* [WORK TO COMPLETE]
Tally the lines in the listing below that include "我就是要打". Answer with the count and nothing more.

* [Items from a dataset]
▶
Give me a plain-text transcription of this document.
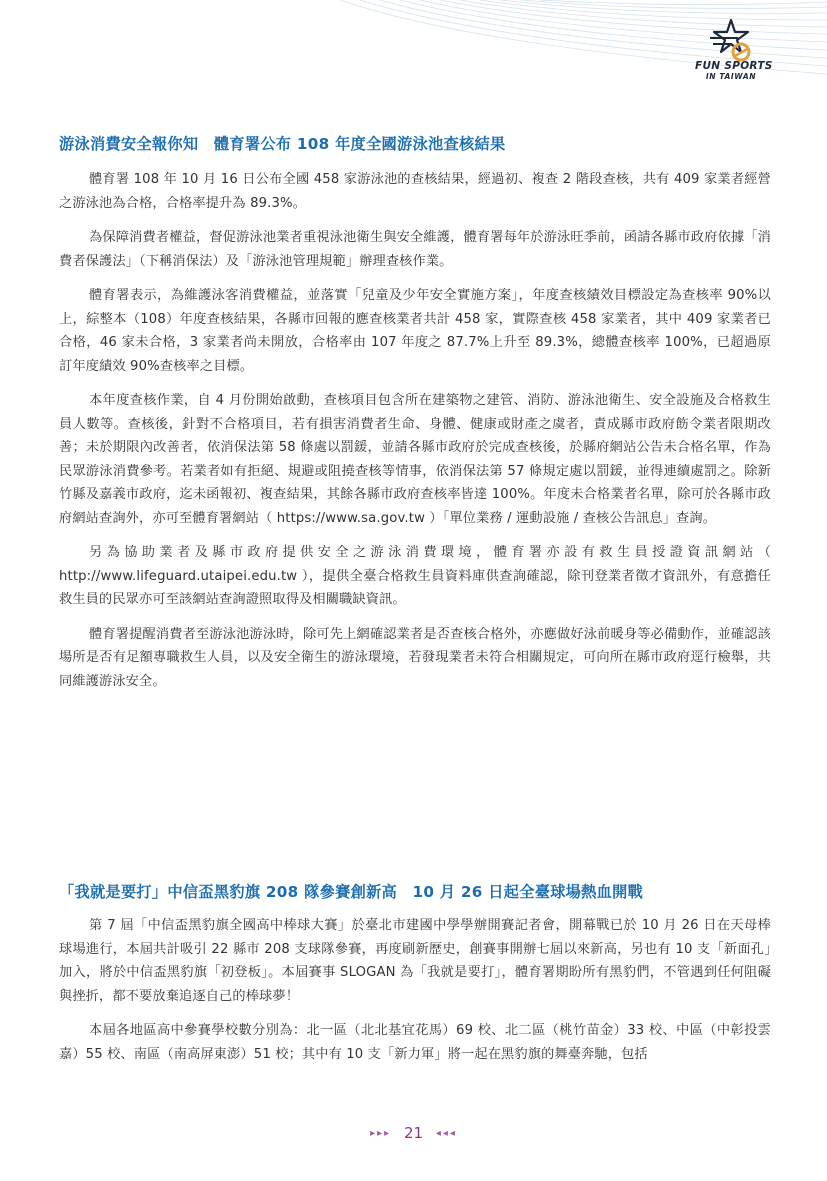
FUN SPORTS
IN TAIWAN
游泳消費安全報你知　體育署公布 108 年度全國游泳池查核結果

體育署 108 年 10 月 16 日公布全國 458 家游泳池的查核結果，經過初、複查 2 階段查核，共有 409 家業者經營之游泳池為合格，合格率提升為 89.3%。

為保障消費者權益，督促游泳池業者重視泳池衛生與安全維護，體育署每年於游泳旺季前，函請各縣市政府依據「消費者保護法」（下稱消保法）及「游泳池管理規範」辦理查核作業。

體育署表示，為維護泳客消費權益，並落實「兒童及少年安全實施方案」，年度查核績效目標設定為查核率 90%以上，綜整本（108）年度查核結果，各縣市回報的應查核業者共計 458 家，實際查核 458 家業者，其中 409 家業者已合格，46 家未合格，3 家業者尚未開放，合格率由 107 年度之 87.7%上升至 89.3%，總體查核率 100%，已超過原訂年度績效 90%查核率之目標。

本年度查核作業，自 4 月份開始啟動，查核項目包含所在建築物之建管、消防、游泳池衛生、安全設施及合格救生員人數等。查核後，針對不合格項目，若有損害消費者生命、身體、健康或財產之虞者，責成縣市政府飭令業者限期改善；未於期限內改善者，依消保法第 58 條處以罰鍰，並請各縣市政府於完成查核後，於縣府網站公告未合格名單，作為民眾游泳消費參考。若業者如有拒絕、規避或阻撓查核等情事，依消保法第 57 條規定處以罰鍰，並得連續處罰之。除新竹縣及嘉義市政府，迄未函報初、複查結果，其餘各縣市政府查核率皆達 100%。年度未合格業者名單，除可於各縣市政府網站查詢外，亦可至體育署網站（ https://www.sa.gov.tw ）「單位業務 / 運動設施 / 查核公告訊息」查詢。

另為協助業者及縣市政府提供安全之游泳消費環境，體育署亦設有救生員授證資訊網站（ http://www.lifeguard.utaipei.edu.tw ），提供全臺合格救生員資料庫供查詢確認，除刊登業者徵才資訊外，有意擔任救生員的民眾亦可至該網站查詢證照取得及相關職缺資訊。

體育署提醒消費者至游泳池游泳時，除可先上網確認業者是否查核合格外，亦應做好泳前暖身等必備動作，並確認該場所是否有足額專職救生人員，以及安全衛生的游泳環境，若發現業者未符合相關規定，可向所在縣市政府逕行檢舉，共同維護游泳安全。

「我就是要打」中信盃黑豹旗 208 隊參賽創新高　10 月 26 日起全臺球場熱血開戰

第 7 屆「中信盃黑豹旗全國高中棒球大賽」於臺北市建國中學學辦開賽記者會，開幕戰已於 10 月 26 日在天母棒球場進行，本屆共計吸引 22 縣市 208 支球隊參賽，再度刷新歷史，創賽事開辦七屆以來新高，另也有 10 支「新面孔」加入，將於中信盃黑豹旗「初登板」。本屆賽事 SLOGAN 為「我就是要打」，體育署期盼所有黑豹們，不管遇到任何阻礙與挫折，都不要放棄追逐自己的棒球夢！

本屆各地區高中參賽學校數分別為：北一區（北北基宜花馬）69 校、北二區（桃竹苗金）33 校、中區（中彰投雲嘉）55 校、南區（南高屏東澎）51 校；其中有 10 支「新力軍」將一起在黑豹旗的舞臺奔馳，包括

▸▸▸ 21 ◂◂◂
◀
* [FULL RESPONSE]
2